### Extracted records
** Begin **
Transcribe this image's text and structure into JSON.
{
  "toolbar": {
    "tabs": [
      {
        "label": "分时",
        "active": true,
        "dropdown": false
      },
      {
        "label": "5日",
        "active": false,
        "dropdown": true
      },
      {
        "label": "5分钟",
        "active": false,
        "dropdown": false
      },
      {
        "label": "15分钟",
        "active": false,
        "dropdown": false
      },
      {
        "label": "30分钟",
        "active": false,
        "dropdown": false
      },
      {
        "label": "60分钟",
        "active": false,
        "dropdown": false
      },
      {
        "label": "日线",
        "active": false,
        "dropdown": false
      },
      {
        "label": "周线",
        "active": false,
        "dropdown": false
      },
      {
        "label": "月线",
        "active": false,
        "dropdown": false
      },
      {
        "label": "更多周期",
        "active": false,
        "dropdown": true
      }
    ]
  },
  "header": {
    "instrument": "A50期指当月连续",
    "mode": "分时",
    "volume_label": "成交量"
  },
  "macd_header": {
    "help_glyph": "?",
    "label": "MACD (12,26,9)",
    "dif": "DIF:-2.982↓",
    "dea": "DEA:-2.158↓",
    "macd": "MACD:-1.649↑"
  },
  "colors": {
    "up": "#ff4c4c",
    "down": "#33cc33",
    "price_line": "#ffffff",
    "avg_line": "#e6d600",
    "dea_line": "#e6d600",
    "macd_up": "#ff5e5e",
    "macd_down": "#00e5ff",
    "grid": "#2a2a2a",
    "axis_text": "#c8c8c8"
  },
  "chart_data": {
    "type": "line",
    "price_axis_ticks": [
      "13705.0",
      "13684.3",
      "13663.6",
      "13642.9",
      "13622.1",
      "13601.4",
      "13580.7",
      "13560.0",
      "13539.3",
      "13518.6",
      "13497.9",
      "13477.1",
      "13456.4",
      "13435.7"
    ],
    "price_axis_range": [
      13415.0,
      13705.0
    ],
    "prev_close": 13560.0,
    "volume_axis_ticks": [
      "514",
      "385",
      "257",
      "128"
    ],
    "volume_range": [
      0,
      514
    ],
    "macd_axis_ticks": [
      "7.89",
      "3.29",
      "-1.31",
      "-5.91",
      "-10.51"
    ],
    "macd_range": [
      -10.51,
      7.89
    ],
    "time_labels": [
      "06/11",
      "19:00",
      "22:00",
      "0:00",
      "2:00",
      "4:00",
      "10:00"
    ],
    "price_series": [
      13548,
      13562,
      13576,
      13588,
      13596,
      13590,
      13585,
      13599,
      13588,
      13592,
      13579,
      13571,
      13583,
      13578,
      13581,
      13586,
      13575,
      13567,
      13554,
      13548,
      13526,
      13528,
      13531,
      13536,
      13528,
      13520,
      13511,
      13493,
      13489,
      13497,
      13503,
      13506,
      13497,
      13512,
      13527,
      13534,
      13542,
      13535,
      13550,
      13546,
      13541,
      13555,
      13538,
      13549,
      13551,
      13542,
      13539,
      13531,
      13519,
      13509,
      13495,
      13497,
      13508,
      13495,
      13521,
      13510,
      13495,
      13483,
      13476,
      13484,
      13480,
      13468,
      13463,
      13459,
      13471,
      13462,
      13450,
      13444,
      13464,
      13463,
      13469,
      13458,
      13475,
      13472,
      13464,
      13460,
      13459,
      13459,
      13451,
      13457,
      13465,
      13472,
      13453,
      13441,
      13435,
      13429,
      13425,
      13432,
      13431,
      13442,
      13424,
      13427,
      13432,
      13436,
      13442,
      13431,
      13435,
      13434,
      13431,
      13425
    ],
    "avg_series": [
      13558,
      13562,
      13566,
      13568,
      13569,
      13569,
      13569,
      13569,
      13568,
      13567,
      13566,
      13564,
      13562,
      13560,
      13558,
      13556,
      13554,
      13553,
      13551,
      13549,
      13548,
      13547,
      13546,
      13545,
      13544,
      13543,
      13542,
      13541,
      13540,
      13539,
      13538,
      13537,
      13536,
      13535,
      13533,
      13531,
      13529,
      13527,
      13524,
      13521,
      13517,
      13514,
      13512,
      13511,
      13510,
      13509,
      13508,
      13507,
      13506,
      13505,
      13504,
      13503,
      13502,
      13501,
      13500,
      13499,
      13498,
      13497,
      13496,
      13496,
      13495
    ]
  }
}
** End **
### Task to carry out
Repeat the data in its entirety, character for character.

### Right answer
Transcribe this image's text and structure into JSON.
{
  "toolbar": {
    "tabs": [
      {
        "label": "分时",
        "active": true,
        "dropdown": false
      },
      {
        "label": "5日",
        "active": false,
        "dropdown": true
      },
      {
        "label": "5分钟",
        "active": false,
        "dropdown": false
      },
      {
        "label": "15分钟",
        "active": false,
        "dropdown": false
      },
      {
        "label": "30分钟",
        "active": false,
        "dropdown": false
      },
      {
        "label": "60分钟",
        "active": false,
        "dropdown": false
      },
      {
        "label": "日线",
        "active": false,
        "dropdown": false
      },
      {
        "label": "周线",
        "active": false,
        "dropdown": false
      },
      {
        "label": "月线",
        "active": false,
        "dropdown": false
      },
      {
        "label": "更多周期",
        "active": false,
        "dropdown": true
      }
    ]
  },
  "header": {
    "instrument": "A50期指当月连续",
    "mode": "分时",
    "volume_label": "成交量"
  },
  "macd_header": {
    "help_glyph": "?",
    "label": "MACD (12,26,9)",
    "dif": "DIF:-2.982↓",
    "dea": "DEA:-2.158↓",
    "macd": "MACD:-1.649↑"
  },
  "colors": {
    "up": "#ff4c4c",
    "down": "#33cc33",
    "price_line": "#ffffff",
    "avg_line": "#e6d600",
    "dea_line": "#e6d600",
    "macd_up": "#ff5e5e",
    "macd_down": "#00e5ff",
    "grid": "#2a2a2a",
    "axis_text": "#c8c8c8"
  },
  "chart_data": {
    "type": "line",
    "price_axis_ticks": [
      "13705.0",
      "13684.3",
      "13663.6",
      "13642.9",
      "13622.1",
      "13601.4",
      "13580.7",
      "13560.0",
      "13539.3",
      "13518.6",
      "13497.9",
      "13477.1",
      "13456.4",
      "13435.7"
    ],
    "price_axis_range": [
      13415.0,
      13705.0
    ],
    "prev_close": 13560.0,
    "volume_axis_ticks": [
      "514",
      "385",
      "257",
      "128"
    ],
    "volume_range": [
      0,
      514
    ],
    "macd_axis_ticks": [
      "7.89",
      "3.29",
      "-1.31",
      "-5.91",
      "-10.51"
    ],
    "macd_range": [
      -10.51,
      7.89
    ],
    "time_labels": [
      "06/11",
      "19:00",
      "22:00",
      "0:00",
      "2:00",
      "4:00",
      "10:00"
    ],
    "price_series": [
      13548,
      13562,
      13576,
      13588,
      13596,
      13590,
      13585,
      13599,
      13588,
      13592,
      13579,
      13571,
      13583,
      13578,
      13581,
      13586,
      13575,
      13567,
      13554,
      13548,
      13526,
      13528,
      13531,
      13536,
      13528,
      13520,
      13511,
      13493,
      13489,
      13497,
      13503,
      13506,
      13497,
      13512,
      13527,
      13534,
      13542,
      13535,
      13550,
      13546,
      13541,
      13555,
      13538,
      13549,
      13551,
      13542,
      13539,
      13531,
      13519,
      13509,
      13495,
      13497,
      13508,
      13495,
      13521,
      13510,
      13495,
      13483,
      13476,
      13484,
      13480,
      13468,
      13463,
      13459,
      13471,
      13462,
      13450,
      13444,
      13464,
      13463,
      13469,
      13458,
      13475,
      13472,
      13464,
      13460,
      13459,
      13459,
      13451,
      13457,
      13465,
      13472,
      13453,
      13441,
      13435,
      13429,
      13425,
      13432,
      13431,
      13442,
      13424,
      13427,
      13432,
      13436,
      13442,
      13431,
      13435,
      13434,
      13431,
      13425
    ],
    "avg_series": [
      13558,
      13562,
      13566,
      13568,
      13569,
      13569,
      13569,
      13569,
      13568,
      13567,
      13566,
      13564,
      13562,
      13560,
      13558,
      13556,
      13554,
      13553,
      13551,
      13549,
      13548,
      13547,
      13546,
      13545,
      13544,
      13543,
      13542,
      13541,
      13540,
      13539,
      13538,
      13537,
      13536,
      13535,
      13533,
      13531,
      13529,
      13527,
      13524,
      13521,
      13517,
      13514,
      13512,
      13511,
      13510,
      13509,
      13508,
      13507,
      13506,
      13505,
      13504,
      13503,
      13502,
      13501,
      13500,
      13499,
      13498,
      13497,
      13496,
      13496,
      13495
    ]
  }
}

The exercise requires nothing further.